* [TASK PROMPT]:
From the entries that follow, extract each line holding the string "name".

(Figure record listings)
-----

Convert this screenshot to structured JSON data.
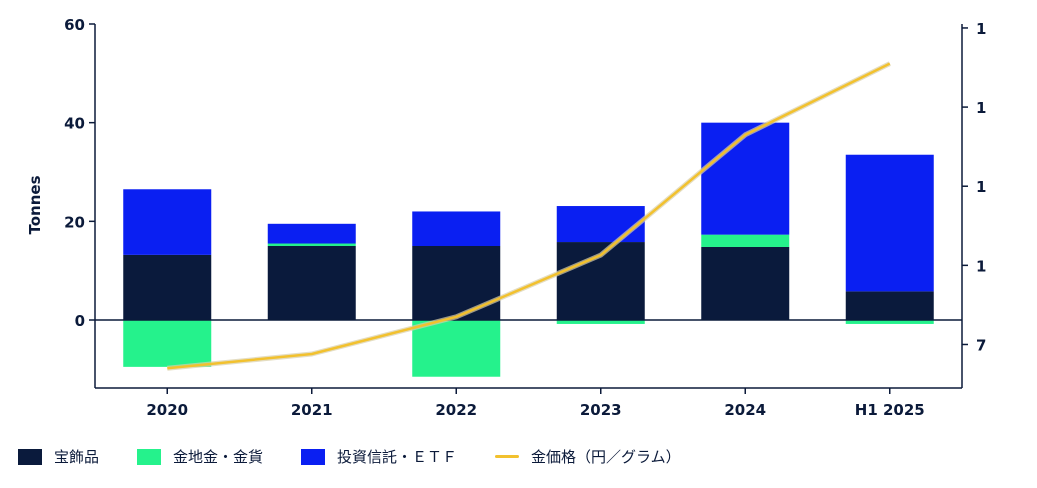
{
  "chart_data": {
    "type": "bar",
    "title": "",
    "xlabel": "",
    "ylabel": "Tonnes",
    "ylim": [
      -14,
      60
    ],
    "yticks": [
      0,
      20,
      40,
      60
    ],
    "y2ticks": [
      "7",
      "1",
      "1",
      "1",
      "1"
    ],
    "y2ticks_values": [
      1,
      2,
      3,
      4,
      5
    ],
    "categories": [
      "2020",
      "2021",
      "2022",
      "2023",
      "2024",
      "H1 2025"
    ],
    "series": [
      {
        "name": "宝飾品",
        "color": "#0a1a3c",
        "values": [
          13.2,
          15.0,
          15.0,
          15.8,
          14.8,
          5.8
        ]
      },
      {
        "name": "金地金・金貨",
        "color": "#25f28c",
        "values": [
          -9.5,
          0.5,
          -11.5,
          -0.8,
          2.5,
          -0.8
        ]
      },
      {
        "name": "投資信託・ＥＴＦ",
        "color": "#0a1ff2",
        "values": [
          13.3,
          4.0,
          7.0,
          7.3,
          22.7,
          27.7
        ]
      }
    ],
    "line_series": {
      "name": "金価格（円／グラム）",
      "color": "#f2c12e",
      "axis": "right",
      "y2lim": [
        0.45,
        5.05
      ],
      "values": [
        0.7,
        0.88,
        1.35,
        2.13,
        3.65,
        4.55
      ]
    },
    "legend_position": "bottom"
  }
}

-----

* [FINISHED TASK]:
        "name": "宝飾品",
        "name": "金地金・金貨",
        "name": "投資信託・ＥＴＦ",
      "name": "金価格（円／グラム）",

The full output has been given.